## Excerpt to read:
+ + + + + + +

Th. Jefferson returns his thanks to Dr. De La Motta for the eloquent discourse on the Consecration of the Synagogue of Savannah, which he has been so kind as to send him. It excites in him the gratifying reflection that his country has been the first to prove to the world two truths, the most salutary to human society, that man can govern himself, and that religious freedom is the most effectual anodyne against religious dissension: the maxim of civil government being reversed in that of religion, where its true form is “divided we stand, united, we fall.” He is happy in the restoration of the Jews, particularly, to their social rights, and hopes they will be seen taking their seats on the benches of science as preparatory to their doing the same at the board of government. He salutes Dr. De La Motta with sentiments of great respect.

Madison replies to De La Motta’s letter of August 7, 1820, observing that the history of the Jews,

must for ever be interesting. The modern part of it is...so little generally known, that every ray of light on the subject has its value.

James Madison to Jacob De La Motta, August 1820. Manuscript Division, Papers of James Madison.

Madison’s letter is more gracious and of greater relevance and utility to American Jews of the time who were striving to remove the disabilities which still remained in some state constitutions, particularly in Maryland, where Jews were in the midst of their struggle for adoption of the “Jew Bill.”

+ + + + + + +

## Task instructions:
(1) In the passage on the Jefferson and Madison replies to De La Motta, do statements (a), (b) and (c) agree with the text? For each, answer yes or no and quote the deciding words.
(a) Jefferson calls religious freedom the most effectual anodyne against religious dissension.
(b) Madison replies to a letter from De La Motta dated July 7, 1820.
(c) Jews in Maryland were in the midst of their struggle for adoption of the "Jew Bill."
(2) Revise the part of the passage on the Jefferson and Madison replies to De La Motta that opens with the words containing "Madison replies to" and closes with "has its value.", changing "interesting" to "important".
Answer using only the text above.

## Dataset:
+ + + + + + +

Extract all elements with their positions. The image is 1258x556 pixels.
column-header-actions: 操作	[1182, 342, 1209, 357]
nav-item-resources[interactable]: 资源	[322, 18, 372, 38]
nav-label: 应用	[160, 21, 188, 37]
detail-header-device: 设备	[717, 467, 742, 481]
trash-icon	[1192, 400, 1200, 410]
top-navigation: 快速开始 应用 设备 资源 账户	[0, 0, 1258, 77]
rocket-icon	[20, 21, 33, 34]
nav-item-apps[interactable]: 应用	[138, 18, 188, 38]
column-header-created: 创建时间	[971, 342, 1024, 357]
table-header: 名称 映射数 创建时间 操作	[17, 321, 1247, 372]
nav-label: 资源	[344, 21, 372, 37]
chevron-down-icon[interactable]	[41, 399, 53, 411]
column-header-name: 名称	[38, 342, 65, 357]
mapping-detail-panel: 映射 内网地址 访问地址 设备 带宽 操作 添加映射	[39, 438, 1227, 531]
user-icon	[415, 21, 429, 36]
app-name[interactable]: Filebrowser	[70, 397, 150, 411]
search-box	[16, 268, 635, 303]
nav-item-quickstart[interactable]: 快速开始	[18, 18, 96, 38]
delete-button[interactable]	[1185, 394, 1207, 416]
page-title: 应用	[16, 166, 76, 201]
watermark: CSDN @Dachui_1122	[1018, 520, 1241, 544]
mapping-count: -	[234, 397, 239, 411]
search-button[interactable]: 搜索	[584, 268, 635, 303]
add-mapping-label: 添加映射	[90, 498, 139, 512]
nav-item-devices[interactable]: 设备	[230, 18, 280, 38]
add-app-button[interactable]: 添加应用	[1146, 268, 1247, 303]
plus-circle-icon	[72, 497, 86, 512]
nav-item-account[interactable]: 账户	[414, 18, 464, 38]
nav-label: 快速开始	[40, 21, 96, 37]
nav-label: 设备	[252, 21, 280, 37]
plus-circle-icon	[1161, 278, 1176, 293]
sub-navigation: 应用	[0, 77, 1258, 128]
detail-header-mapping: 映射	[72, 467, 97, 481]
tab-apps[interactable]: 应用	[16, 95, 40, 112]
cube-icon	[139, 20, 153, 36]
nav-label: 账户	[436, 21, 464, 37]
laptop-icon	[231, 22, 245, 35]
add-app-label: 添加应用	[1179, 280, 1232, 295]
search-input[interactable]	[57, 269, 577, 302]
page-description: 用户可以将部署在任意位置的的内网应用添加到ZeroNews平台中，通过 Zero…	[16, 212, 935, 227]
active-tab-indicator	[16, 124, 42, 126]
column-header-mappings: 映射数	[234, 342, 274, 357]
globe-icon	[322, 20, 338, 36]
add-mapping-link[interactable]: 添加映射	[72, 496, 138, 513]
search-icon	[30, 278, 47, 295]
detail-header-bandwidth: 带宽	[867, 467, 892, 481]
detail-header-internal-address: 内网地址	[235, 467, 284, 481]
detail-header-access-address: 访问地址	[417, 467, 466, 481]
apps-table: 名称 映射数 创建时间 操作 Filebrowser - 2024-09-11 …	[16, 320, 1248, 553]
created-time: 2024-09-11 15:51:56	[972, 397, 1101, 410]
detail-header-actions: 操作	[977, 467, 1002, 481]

+ + + + + + +

## Solved tasks:
(1)
(a) Yes: "religious freedom is the most effectual anodyne against religious dissension"
(b) No: "De La Motta’s letter of August 7, 1820"
(c) Yes: "where Jews were in the midst of their struggle for adoption of the “Jew Bill.”"

(2)
Madison replies to De La Motta’s letter of August 7, 1820, observing that the history of the Jews,

must for ever be important. The modern part of it is...so little generally known, that every ray of light on the subject has its value.